> Task brief: Copy, from the entries below, each line where the word "psig" can be found.
### Data for the task ###
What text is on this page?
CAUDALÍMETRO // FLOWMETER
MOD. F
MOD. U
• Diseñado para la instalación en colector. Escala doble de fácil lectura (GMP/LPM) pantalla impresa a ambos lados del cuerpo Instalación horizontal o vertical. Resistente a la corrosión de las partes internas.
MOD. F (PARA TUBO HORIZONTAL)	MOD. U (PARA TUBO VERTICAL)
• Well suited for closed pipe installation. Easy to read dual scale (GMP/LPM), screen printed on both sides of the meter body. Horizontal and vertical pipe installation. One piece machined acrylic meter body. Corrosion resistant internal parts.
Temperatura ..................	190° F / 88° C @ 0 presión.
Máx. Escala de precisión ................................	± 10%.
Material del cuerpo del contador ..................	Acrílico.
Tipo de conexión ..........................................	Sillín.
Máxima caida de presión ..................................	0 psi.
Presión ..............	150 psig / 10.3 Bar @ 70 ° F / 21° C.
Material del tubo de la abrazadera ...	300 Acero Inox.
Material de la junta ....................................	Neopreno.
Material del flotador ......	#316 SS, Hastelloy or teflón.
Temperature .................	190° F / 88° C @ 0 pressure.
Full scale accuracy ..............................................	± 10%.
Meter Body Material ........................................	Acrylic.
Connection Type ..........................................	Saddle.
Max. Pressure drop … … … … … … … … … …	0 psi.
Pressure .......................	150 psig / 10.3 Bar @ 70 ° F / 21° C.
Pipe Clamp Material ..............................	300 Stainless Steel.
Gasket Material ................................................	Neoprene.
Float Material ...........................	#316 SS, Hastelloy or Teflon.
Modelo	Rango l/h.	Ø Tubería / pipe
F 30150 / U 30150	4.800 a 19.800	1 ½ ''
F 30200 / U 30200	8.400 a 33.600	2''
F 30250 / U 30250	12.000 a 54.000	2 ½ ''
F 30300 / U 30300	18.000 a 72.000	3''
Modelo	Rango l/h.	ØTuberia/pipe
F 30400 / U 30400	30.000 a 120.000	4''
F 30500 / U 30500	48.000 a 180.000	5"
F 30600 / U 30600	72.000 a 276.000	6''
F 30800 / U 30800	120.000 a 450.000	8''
###
> Result:
Presión ..............	150 psig / 10.3 Bar @ 70 ° F / 21° C.
Pressure .......................	150 psig / 10.3 Bar @ 70 ° F / 21° C.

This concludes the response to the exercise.